# START OF The data
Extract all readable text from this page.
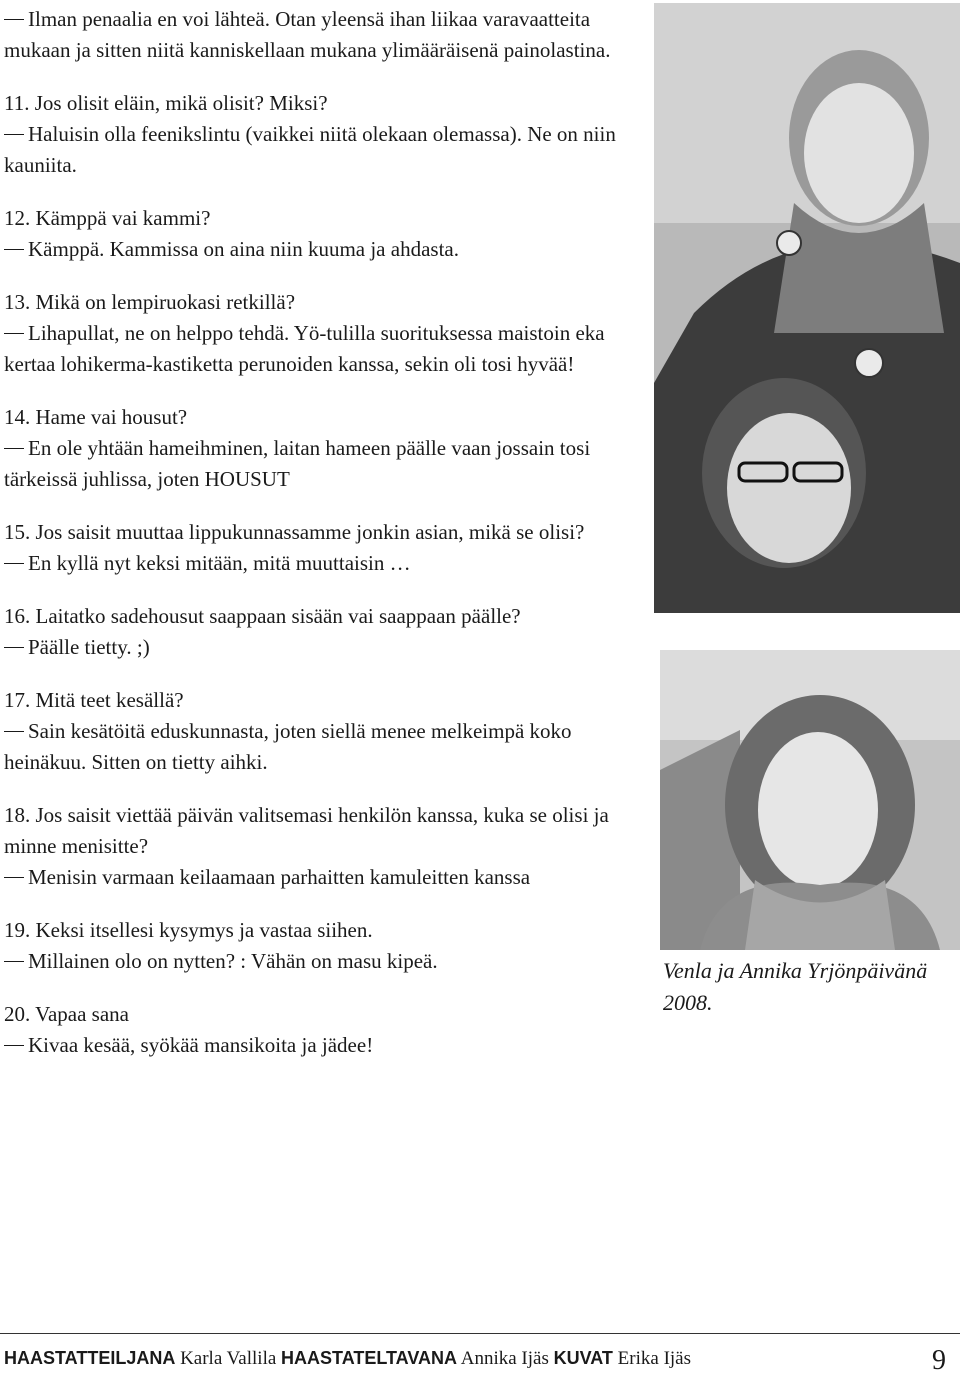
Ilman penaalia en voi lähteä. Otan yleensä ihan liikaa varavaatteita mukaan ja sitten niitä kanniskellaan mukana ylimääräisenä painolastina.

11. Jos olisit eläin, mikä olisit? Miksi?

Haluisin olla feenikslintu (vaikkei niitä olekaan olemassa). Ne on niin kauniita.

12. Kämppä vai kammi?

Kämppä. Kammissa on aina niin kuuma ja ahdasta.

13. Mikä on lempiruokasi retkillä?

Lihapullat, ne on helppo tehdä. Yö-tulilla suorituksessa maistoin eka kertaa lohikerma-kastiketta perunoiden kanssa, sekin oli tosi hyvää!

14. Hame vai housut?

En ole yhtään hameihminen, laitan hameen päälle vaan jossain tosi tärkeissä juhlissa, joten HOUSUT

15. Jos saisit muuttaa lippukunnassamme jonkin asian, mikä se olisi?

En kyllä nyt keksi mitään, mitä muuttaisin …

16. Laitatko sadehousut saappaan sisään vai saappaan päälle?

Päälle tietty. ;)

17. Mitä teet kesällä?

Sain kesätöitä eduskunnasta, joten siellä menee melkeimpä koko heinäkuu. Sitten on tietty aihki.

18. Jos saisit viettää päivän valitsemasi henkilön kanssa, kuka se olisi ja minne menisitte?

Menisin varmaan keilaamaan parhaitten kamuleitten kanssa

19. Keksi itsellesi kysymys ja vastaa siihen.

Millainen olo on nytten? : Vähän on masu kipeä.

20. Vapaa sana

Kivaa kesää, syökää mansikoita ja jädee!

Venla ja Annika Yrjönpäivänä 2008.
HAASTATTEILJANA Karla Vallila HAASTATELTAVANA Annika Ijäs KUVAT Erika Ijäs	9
# END OF The data
# START OF The data
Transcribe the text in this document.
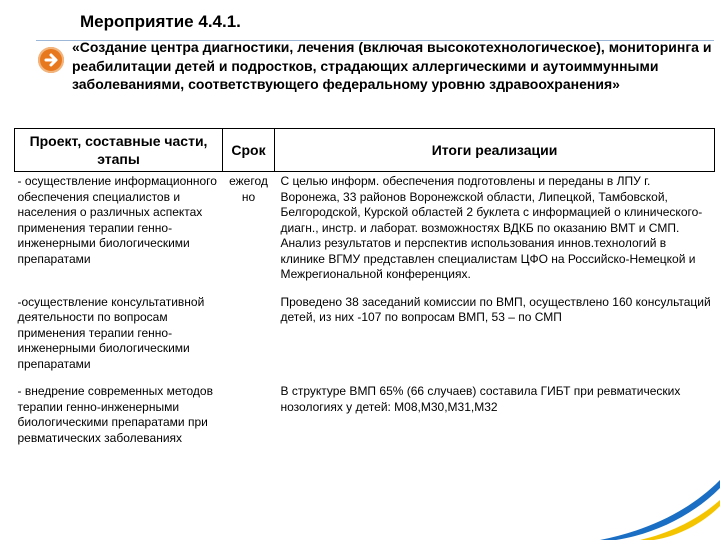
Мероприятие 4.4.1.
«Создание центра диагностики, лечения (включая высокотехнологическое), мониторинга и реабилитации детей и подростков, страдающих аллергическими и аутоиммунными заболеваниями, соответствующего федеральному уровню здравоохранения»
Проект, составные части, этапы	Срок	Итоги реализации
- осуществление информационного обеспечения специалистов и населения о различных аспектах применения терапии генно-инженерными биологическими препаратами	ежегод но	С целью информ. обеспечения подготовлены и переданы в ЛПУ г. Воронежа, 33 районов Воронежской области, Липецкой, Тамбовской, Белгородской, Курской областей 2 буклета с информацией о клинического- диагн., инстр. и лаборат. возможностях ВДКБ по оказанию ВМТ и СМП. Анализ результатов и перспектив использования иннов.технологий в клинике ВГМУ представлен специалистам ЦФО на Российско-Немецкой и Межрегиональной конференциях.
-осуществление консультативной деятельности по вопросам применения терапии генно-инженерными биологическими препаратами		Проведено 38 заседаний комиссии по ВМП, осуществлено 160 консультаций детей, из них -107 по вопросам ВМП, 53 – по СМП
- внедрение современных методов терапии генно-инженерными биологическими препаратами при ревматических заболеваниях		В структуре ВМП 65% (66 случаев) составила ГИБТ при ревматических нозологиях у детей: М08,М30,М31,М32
# END OF The data
• _The request_: Report how many lines in the data contain the word "niin", with no words besides the number.

• _Task solution_: 2